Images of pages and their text
********************
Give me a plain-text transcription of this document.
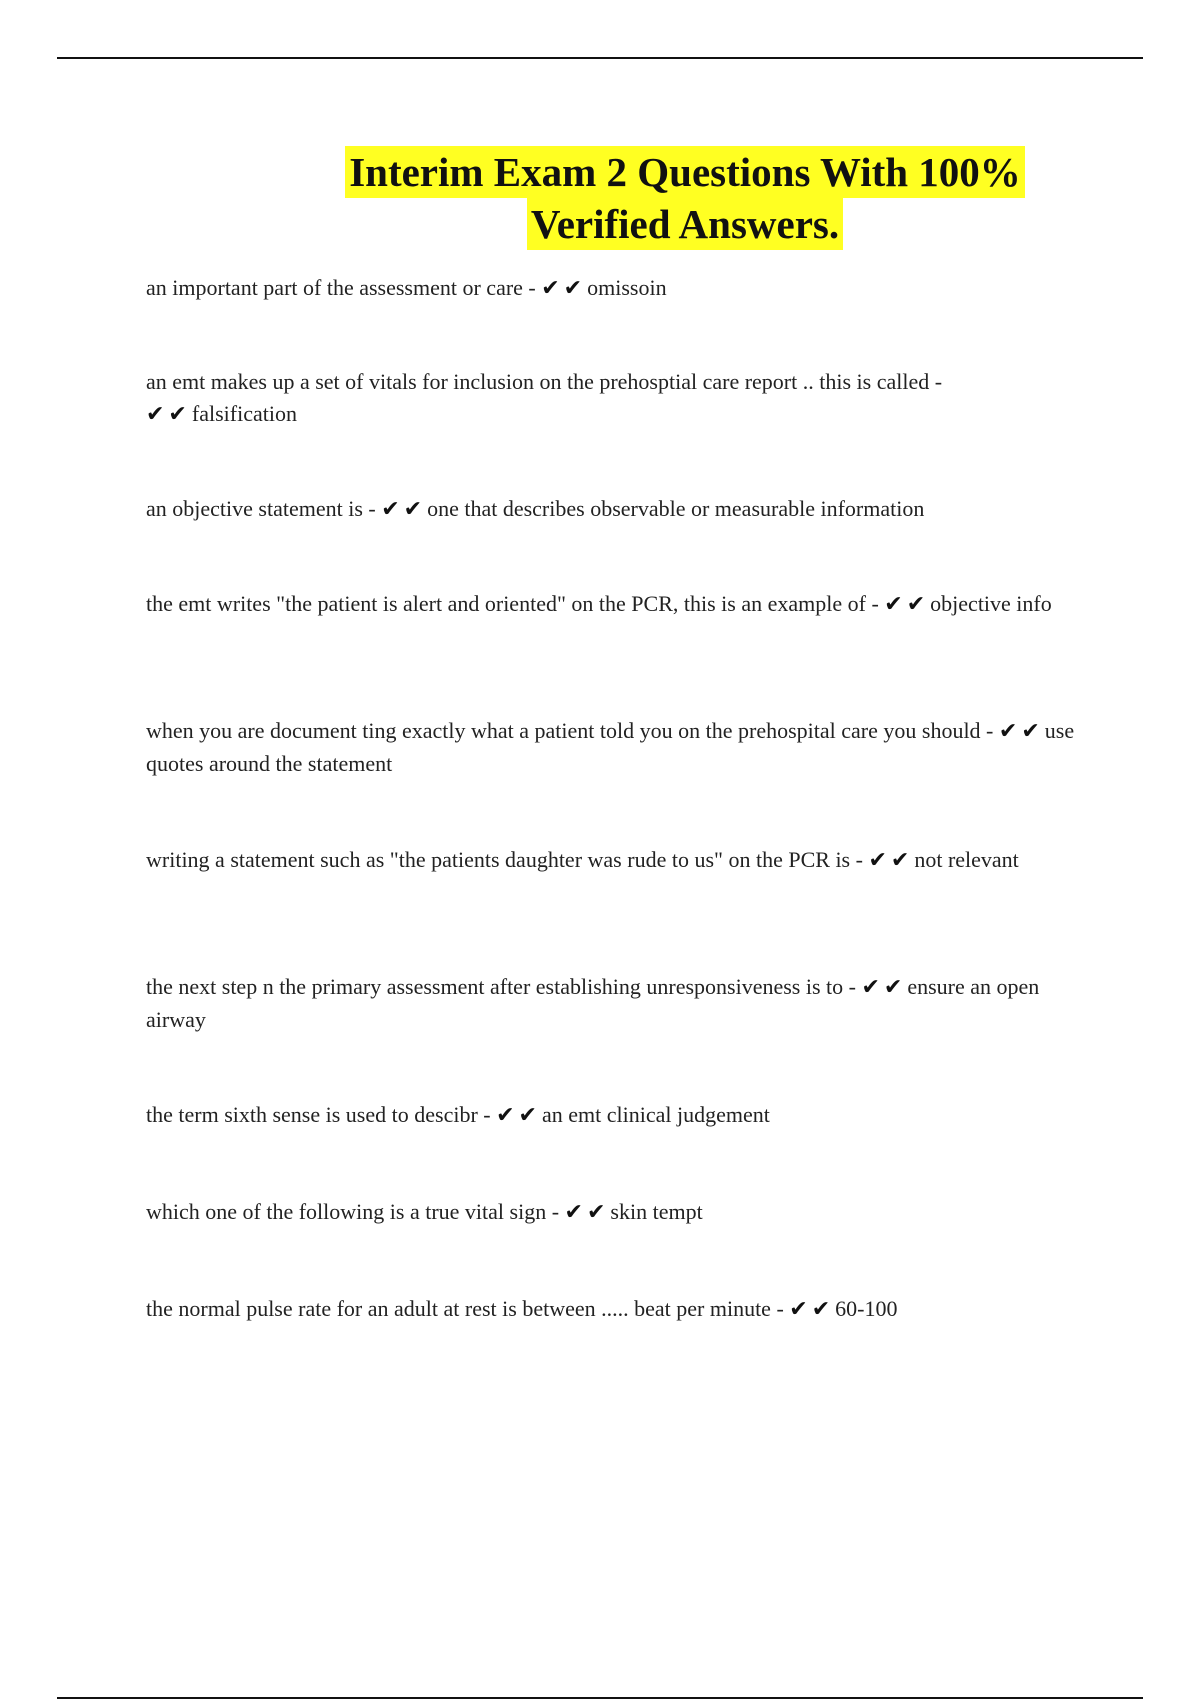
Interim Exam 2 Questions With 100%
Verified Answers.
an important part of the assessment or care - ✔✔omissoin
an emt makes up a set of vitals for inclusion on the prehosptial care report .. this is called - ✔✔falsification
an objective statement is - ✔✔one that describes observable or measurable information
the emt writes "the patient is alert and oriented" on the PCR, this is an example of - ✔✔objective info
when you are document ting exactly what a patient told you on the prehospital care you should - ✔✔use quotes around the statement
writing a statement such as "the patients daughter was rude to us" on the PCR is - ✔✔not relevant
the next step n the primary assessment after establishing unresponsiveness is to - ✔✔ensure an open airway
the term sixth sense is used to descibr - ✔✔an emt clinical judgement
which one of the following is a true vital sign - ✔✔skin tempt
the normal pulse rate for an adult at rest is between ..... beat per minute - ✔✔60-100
********************
◆ **WHAT IS BEING ASKED**: Drop the pictures; repeat each entry above exactly.

◆ **ANSWER TO THIS PROBLEM**:
Give me a plain-text transcription of this document.
Interim Exam 2 Questions With 100%
Verified Answers.
an important part of the assessment or care - ✔✔omissoin
an emt makes up a set of vitals for inclusion on the prehosptial care report .. this is called - ✔✔falsification
an objective statement is - ✔✔one that describes observable or measurable information
the emt writes "the patient is alert and oriented" on the PCR, this is an example of - ✔✔objective info
when you are document ting exactly what a patient told you on the prehospital care you should - ✔✔use quotes around the statement
writing a statement such as "the patients daughter was rude to us" on the PCR is - ✔✔not relevant
the next step n the primary assessment after establishing unresponsiveness is to - ✔✔ensure an open airway
the term sixth sense is used to descibr - ✔✔an emt clinical judgement
which one of the following is a true vital sign - ✔✔skin tempt
the normal pulse rate for an adult at rest is between ..... beat per minute - ✔✔60-100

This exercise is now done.